* [Your goal]: All lines below must be repeated exactly, with the pictures omitted.

(Transcript entries for document pages)
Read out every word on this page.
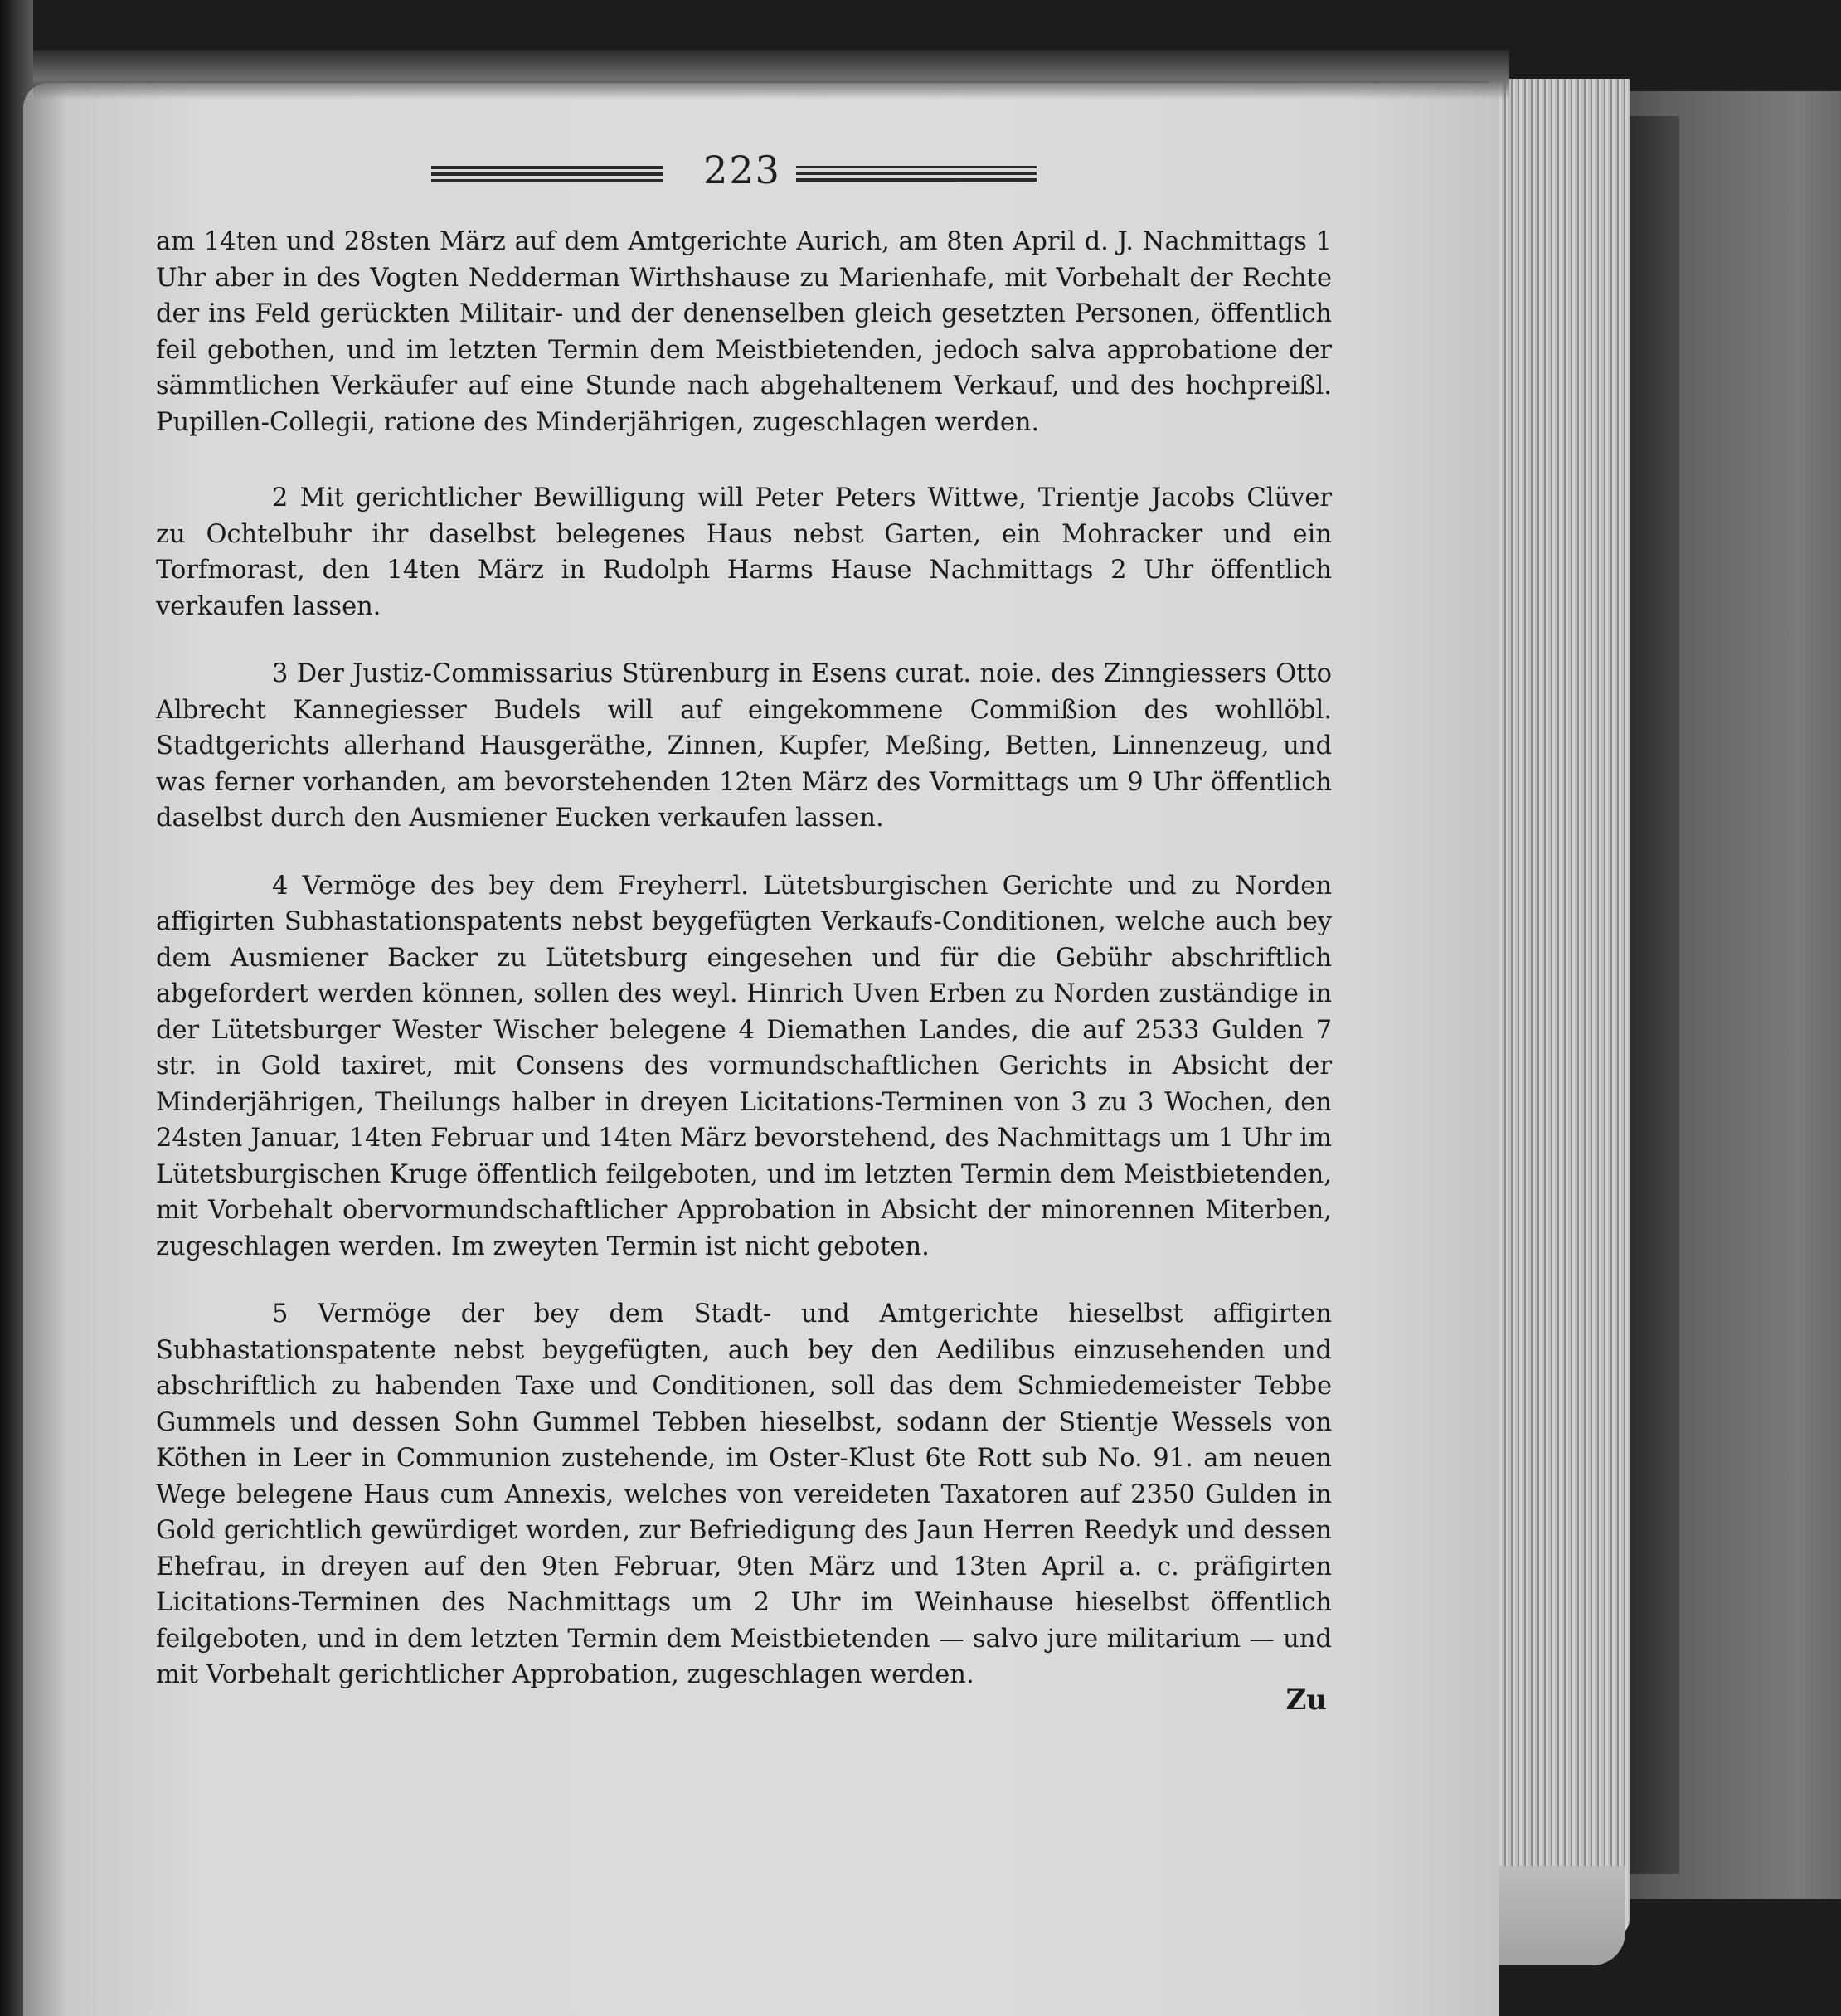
223

am 14ten und 28sten März auf dem Amtgerichte Aurich, am 8ten April d. J. Nachmittags 1 Uhr aber in des Vogten Nedderman Wirthshause zu Marienhafe, mit Vorbehalt der Rechte der ins Feld gerückten Militair- und der denenselben gleich gesetzten Personen, öffentlich feil gebothen, und im letzten Termin dem Meistbietenden, jedoch salva approbatione der sämmtlichen Verkäufer auf eine Stunde nach abgehaltenem Verkauf, und des hochpreißl. Pupillen-Collegii, ratione des Minderjährigen, zugeschlagen werden.

2 Mit gerichtlicher Bewilligung will Peter Peters Wittwe, Trientje Jacobs Clüver zu Ochtelbuhr ihr daselbst belegenes Haus nebst Garten, ein Mohracker und ein Torfmorast, den 14ten März in Rudolph Harms Hause Nachmittags 2 Uhr öffentlich verkaufen lassen.

3 Der Justiz-Commissarius Stürenburg in Esens curat. noie. des Zinngiessers Otto Albrecht Kannegiesser Budels will auf eingekommene Commißion des wohllöbl. Stadtgerichts allerhand Hausgeräthe, Zinnen, Kupfer, Meßing, Betten, Linnenzeug, und was ferner vorhanden, am bevorstehenden 12ten März des Vormittags um 9 Uhr öffentlich daselbst durch den Ausmiener Eucken verkaufen lassen.

4 Vermöge des bey dem Freyherrl. Lütetsburgischen Gerichte und zu Norden affigirten Subhastationspatents nebst beygefügten Verkaufs-Conditionen, welche auch bey dem Ausmiener Backer zu Lütetsburg eingesehen und für die Gebühr abschriftlich abgefordert werden können, sollen des weyl. Hinrich Uven Erben zu Norden zuständige in der Lütetsburger Wester Wischer belegene 4 Diemathen Landes, die auf 2533 Gulden 7 str. in Gold taxiret, mit Consens des vormundschaftlichen Gerichts in Absicht der Minderjährigen, Theilungs halber in dreyen Licitations-Terminen von 3 zu 3 Wochen, den 24sten Januar, 14ten Februar und 14ten März bevorstehend, des Nachmittags um 1 Uhr im Lütetsburgischen Kruge öffentlich feilgeboten, und im letzten Termin dem Meistbietenden, mit Vorbehalt obervormundschaftlicher Approbation in Absicht der minorennen Miterben, zugeschlagen werden. Im zweyten Termin ist nicht geboten.

5 Vermöge der bey dem Stadt- und Amtgerichte hieselbst affigirten Subhastationspatente nebst beygefügten, auch bey den Aedilibus einzusehenden und abschriftlich zu habenden Taxe und Conditionen, soll das dem Schmiedemeister Tebbe Gummels und dessen Sohn Gummel Tebben hieselbst, sodann der Stientje Wessels von Köthen in Leer in Communion zustehende, im Oster-Klust 6te Rott sub No. 91. am neuen Wege belegene Haus cum Annexis, welches von vereideten Taxatoren auf 2350 Gulden in Gold gerichtlich gewürdiget worden, zur Befriedigung des Jaun Herren Reedyk und dessen Ehefrau, in dreyen auf den 9ten Februar, 9ten März und 13ten April a. c. präfigirten Licitations-Terminen des Nachmittags um 2 Uhr im Weinhause hieselbst öffentlich feilgeboten, und in dem letzten Termin dem Meistbietenden — salvo jure militarium — und mit Vorbehalt gerichtlicher Approbation, zugeschlagen werden.

Zu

* [Final answer]:
Read out every word on this page.
223

am 14ten und 28sten März auf dem Amtgerichte Aurich, am 8ten April d. J. Nachmittags 1 Uhr aber in des Vogten Nedderman Wirthshause zu Marienhafe, mit Vorbehalt der Rechte der ins Feld gerückten Militair- und der denenselben gleich gesetzten Personen, öffentlich feil gebothen, und im letzten Termin dem Meistbietenden, jedoch salva approbatione der sämmtlichen Verkäufer auf eine Stunde nach abgehaltenem Verkauf, und des hochpreißl. Pupillen-Collegii, ratione des Minderjährigen, zugeschlagen werden.

2 Mit gerichtlicher Bewilligung will Peter Peters Wittwe, Trientje Jacobs Clüver zu Ochtelbuhr ihr daselbst belegenes Haus nebst Garten, ein Mohracker und ein Torfmorast, den 14ten März in Rudolph Harms Hause Nachmittags 2 Uhr öffentlich verkaufen lassen.

3 Der Justiz-Commissarius Stürenburg in Esens curat. noie. des Zinngiessers Otto Albrecht Kannegiesser Budels will auf eingekommene Commißion des wohllöbl. Stadtgerichts allerhand Hausgeräthe, Zinnen, Kupfer, Meßing, Betten, Linnenzeug, und was ferner vorhanden, am bevorstehenden 12ten März des Vormittags um 9 Uhr öffentlich daselbst durch den Ausmiener Eucken verkaufen lassen.

4 Vermöge des bey dem Freyherrl. Lütetsburgischen Gerichte und zu Norden affigirten Subhastationspatents nebst beygefügten Verkaufs-Conditionen, welche auch bey dem Ausmiener Backer zu Lütetsburg eingesehen und für die Gebühr abschriftlich abgefordert werden können, sollen des weyl. Hinrich Uven Erben zu Norden zuständige in der Lütetsburger Wester Wischer belegene 4 Diemathen Landes, die auf 2533 Gulden 7 str. in Gold taxiret, mit Consens des vormundschaftlichen Gerichts in Absicht der Minderjährigen, Theilungs halber in dreyen Licitations-Terminen von 3 zu 3 Wochen, den 24sten Januar, 14ten Februar und 14ten März bevorstehend, des Nachmittags um 1 Uhr im Lütetsburgischen Kruge öffentlich feilgeboten, und im letzten Termin dem Meistbietenden, mit Vorbehalt obervormundschaftlicher Approbation in Absicht der minorennen Miterben, zugeschlagen werden. Im zweyten Termin ist nicht geboten.

5 Vermöge der bey dem Stadt- und Amtgerichte hieselbst affigirten Subhastationspatente nebst beygefügten, auch bey den Aedilibus einzusehenden und abschriftlich zu habenden Taxe und Conditionen, soll das dem Schmiedemeister Tebbe Gummels und dessen Sohn Gummel Tebben hieselbst, sodann der Stientje Wessels von Köthen in Leer in Communion zustehende, im Oster-Klust 6te Rott sub No. 91. am neuen Wege belegene Haus cum Annexis, welches von vereideten Taxatoren auf 2350 Gulden in Gold gerichtlich gewürdiget worden, zur Befriedigung des Jaun Herren Reedyk und dessen Ehefrau, in dreyen auf den 9ten Februar, 9ten März und 13ten April a. c. präfigirten Licitations-Terminen des Nachmittags um 2 Uhr im Weinhause hieselbst öffentlich feilgeboten, und in dem letzten Termin dem Meistbietenden — salvo jure militarium — und mit Vorbehalt gerichtlicher Approbation, zugeschlagen werden.

Zu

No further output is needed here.